Tally the lines of the data that include the word "cases" and state the total, nothing else.

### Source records
↓
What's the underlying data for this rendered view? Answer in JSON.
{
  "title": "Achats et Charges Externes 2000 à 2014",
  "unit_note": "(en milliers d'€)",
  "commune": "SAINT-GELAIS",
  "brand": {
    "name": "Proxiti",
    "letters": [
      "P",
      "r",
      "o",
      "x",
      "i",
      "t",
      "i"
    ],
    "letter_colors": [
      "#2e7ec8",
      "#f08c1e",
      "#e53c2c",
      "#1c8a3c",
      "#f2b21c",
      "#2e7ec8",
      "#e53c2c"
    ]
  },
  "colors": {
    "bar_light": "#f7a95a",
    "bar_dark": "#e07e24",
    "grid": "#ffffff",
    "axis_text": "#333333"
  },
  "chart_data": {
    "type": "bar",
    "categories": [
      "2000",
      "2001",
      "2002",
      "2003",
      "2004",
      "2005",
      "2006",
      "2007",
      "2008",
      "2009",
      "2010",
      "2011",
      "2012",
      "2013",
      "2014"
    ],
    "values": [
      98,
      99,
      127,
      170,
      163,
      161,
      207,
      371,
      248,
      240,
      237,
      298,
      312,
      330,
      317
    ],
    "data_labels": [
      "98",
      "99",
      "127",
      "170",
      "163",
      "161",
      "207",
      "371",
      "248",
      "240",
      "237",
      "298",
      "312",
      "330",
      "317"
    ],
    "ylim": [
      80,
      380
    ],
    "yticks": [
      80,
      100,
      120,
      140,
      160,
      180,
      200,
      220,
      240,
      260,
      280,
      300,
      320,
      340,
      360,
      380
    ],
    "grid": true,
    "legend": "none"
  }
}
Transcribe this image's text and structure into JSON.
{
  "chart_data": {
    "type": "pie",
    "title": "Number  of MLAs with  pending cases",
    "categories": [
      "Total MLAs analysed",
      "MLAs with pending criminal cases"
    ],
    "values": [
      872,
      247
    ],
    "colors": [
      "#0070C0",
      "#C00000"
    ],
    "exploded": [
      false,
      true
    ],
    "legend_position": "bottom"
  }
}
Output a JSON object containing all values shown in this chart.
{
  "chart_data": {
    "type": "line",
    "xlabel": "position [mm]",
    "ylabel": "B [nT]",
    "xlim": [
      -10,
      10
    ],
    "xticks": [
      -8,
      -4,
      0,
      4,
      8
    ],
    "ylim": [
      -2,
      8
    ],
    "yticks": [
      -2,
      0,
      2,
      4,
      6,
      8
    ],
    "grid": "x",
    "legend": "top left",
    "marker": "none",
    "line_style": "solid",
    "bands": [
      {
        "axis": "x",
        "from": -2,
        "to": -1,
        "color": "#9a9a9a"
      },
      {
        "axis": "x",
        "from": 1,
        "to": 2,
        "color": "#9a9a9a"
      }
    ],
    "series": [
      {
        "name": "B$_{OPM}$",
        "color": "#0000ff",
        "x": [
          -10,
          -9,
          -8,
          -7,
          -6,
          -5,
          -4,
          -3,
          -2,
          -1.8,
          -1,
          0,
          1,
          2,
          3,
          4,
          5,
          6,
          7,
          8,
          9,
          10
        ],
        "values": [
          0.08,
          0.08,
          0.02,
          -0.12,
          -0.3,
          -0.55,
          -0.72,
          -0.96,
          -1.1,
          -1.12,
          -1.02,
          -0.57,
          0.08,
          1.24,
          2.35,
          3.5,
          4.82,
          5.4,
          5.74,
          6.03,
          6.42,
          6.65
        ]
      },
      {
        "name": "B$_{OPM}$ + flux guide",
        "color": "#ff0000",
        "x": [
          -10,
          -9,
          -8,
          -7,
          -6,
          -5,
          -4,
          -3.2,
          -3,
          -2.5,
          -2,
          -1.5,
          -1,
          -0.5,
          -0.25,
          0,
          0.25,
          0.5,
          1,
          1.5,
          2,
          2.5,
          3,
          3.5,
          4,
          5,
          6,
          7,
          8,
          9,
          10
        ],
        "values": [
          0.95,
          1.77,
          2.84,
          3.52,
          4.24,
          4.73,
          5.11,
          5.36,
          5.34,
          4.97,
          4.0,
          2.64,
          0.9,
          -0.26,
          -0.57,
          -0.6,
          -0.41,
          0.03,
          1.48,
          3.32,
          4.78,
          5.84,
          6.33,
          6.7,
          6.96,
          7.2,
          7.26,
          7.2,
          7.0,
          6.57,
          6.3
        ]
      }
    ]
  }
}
↑
### SOLUTION TO THIS TASK
2